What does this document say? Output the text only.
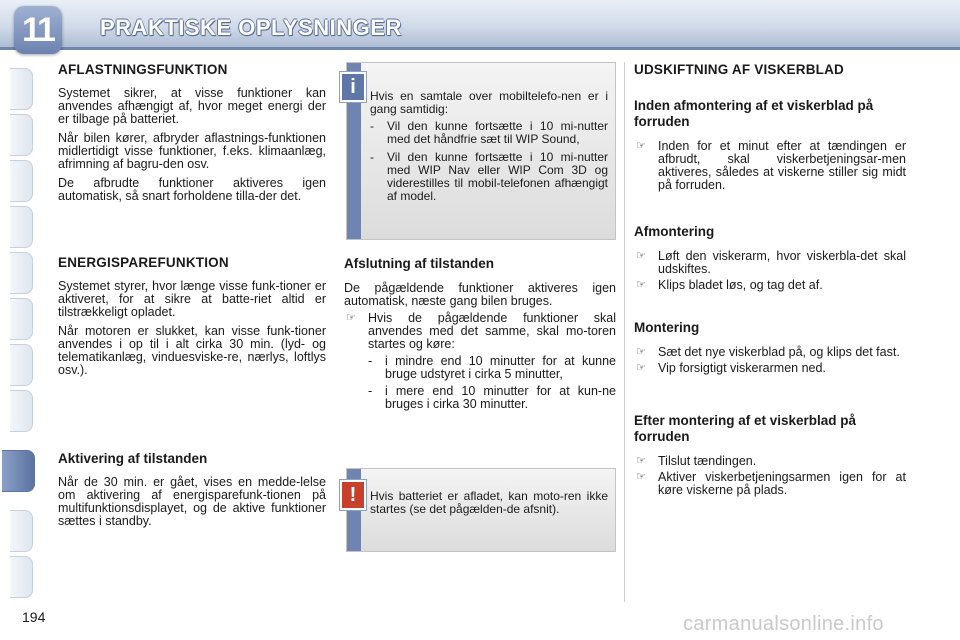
11 PRAKTISKE OPLYSNINGER
AFLASTNINGSFUNKTION

Systemet sikrer, at visse funktioner kan anvendes afhængigt af, hvor meget energi der er tilbage på batteriet.

Når bilen kører, afbryder aflastnings-funktionen midlertidigt visse funktioner, f.eks. klimaanlæg, afrimning af bagru-den osv.

De afbrudte funktioner aktiveres igen automatisk, så snart forholdene tilla-der det.

ENERGISPAREFUNKTION

Systemet styrer, hvor længe visse funk-tioner er aktiveret, for at sikre at batte-riet altid er tilstrækkeligt opladet.

Når motoren er slukket, kan visse funk-tioner anvendes i op til i alt cirka 30 min. (lyd- og telematikanlæg, vinduesviske-re, nærlys, loftlys osv.).

Aktivering af tilstanden

Når de 30 min. er gået, vises en medde-lelse om aktivering af energisparefunk-tionen på multifunktionsdisplayet, og de aktive funktioner sættes i standby.

i	Hvis en samtale over mobiltelefo-nen er i gang samtidig:

- Vil den kunne fortsætte i 10 mi-nutter med det håndfrie sæt til WIP Sound,

- Vil den kunne fortsætte i 10 mi-nutter med WIP Nav eller WIP Com 3D og viderestilles til mobil-telefonen afhængigt af model.

Afslutning af tilstanden

De pågældende funktioner aktiveres igen automatisk, næste gang bilen bruges.

☞ Hvis de pågældende funktioner skal anvendes med det samme, skal mo-toren startes og køre:

- i mindre end 10 minutter for at kunne bruge udstyret i cirka 5 minutter,

- i mere end 10 minutter for at kun-ne bruges i cirka 30 minutter.

!	Hvis batteriet er afladet, kan moto-ren ikke startes (se det pågælden-de afsnit).

UDSKIFTNING AF VISKERBLAD
Inden afmontering af et viskerblad på forruden
☞ Inden for et minut efter at tændingen er afbrudt, skal viskerbetjeningsar-men aktiveres, således at viskerne stiller sig midt på forruden.

Afmontering
☞ Løft den viskerarm, hvor viskerbla-det skal udskiftes.

☞ Klips bladet løs, og tag det af.

Montering
☞ Sæt det nye viskerblad på, og klips det fast.

☞ Vip forsigtigt viskerarmen ned.

Efter montering af et viskerblad på forruden
☞ Tilslut tændingen.

☞ Aktiver viskerbetjeningsarmen igen for at køre viskerne på plads.

194	carmanualsonline.info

::::::::::

• **Task details**: Work out how many lines of the data above contain the string "pågældende" and give the number alone.

• **Answer for this exercise**: 2